**Set task:** Count the lines below that contain the word "JSON" and give only that number.

**Dataset records:**

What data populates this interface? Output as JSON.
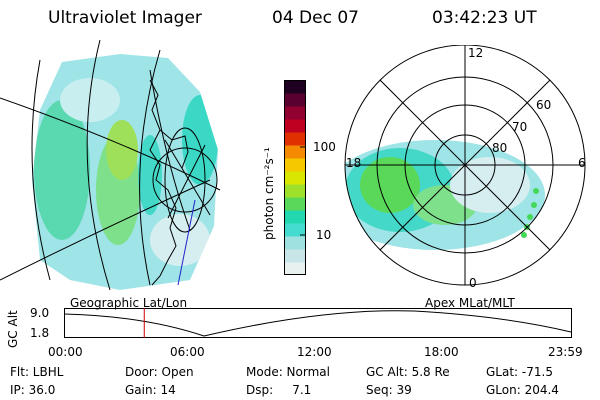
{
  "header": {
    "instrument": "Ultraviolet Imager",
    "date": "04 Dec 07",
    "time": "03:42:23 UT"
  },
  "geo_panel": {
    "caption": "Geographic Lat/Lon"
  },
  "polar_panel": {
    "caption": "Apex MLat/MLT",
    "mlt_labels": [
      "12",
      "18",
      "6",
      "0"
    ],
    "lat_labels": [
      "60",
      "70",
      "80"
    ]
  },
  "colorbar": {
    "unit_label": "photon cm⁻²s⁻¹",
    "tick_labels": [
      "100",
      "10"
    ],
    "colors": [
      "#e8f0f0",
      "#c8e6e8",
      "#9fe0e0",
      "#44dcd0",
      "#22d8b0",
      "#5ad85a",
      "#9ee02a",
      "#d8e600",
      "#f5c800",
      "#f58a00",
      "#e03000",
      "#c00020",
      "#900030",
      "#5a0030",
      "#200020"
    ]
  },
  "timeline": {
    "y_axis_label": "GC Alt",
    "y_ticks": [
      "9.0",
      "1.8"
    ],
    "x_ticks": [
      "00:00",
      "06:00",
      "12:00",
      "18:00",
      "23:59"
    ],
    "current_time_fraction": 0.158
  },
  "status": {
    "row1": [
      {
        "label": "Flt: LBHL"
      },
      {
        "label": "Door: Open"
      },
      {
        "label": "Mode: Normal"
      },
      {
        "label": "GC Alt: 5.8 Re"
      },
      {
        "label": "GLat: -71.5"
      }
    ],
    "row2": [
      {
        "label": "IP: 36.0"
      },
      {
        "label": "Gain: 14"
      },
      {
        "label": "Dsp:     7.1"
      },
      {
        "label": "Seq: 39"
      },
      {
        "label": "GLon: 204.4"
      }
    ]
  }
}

---

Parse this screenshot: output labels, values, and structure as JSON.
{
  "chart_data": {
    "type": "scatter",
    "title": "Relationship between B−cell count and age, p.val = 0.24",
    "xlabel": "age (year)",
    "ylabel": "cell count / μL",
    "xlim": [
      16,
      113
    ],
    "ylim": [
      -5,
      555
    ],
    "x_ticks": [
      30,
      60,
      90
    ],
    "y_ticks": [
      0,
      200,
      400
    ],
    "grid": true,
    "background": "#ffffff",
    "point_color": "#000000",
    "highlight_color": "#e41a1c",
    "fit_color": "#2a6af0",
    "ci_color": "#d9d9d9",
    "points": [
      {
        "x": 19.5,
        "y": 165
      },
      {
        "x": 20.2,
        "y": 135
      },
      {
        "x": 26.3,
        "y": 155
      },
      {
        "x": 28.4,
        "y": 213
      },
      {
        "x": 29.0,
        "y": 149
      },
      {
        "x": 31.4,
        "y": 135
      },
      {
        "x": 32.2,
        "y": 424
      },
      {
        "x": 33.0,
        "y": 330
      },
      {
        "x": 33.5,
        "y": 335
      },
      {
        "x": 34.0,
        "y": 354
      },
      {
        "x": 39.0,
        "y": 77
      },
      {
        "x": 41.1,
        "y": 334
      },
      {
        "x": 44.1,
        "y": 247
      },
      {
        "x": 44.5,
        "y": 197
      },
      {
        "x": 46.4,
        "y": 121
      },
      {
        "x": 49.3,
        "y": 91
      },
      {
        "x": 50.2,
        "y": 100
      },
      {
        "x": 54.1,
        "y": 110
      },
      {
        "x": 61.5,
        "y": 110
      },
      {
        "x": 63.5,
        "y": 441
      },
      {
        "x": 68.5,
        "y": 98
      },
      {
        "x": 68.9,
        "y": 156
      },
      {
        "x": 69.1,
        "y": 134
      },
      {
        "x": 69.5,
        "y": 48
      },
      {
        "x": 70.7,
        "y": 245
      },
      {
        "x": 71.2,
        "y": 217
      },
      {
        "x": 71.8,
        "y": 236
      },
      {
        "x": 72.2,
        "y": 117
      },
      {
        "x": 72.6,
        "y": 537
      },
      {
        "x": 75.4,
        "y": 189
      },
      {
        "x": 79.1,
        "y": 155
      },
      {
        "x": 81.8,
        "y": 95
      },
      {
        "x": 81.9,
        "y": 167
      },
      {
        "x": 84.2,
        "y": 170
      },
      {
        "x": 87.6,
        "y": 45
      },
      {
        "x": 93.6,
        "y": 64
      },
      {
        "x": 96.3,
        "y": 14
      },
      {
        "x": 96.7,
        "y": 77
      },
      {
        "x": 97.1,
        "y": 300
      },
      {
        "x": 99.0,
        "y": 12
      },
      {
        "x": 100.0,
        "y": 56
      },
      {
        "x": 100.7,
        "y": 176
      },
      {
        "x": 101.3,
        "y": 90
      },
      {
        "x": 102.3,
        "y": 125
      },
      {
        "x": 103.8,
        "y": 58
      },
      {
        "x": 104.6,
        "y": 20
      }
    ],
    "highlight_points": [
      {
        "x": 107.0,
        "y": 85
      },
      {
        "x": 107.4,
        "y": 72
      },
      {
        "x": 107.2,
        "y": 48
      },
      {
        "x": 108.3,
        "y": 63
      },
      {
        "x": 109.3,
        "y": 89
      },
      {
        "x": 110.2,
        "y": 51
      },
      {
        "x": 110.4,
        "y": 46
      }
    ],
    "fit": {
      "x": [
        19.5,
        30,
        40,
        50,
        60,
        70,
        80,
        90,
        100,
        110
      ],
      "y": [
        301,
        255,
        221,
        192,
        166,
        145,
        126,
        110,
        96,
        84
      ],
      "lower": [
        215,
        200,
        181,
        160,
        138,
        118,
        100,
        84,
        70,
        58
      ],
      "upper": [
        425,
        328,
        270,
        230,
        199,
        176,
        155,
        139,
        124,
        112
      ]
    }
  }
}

**Solution:** 2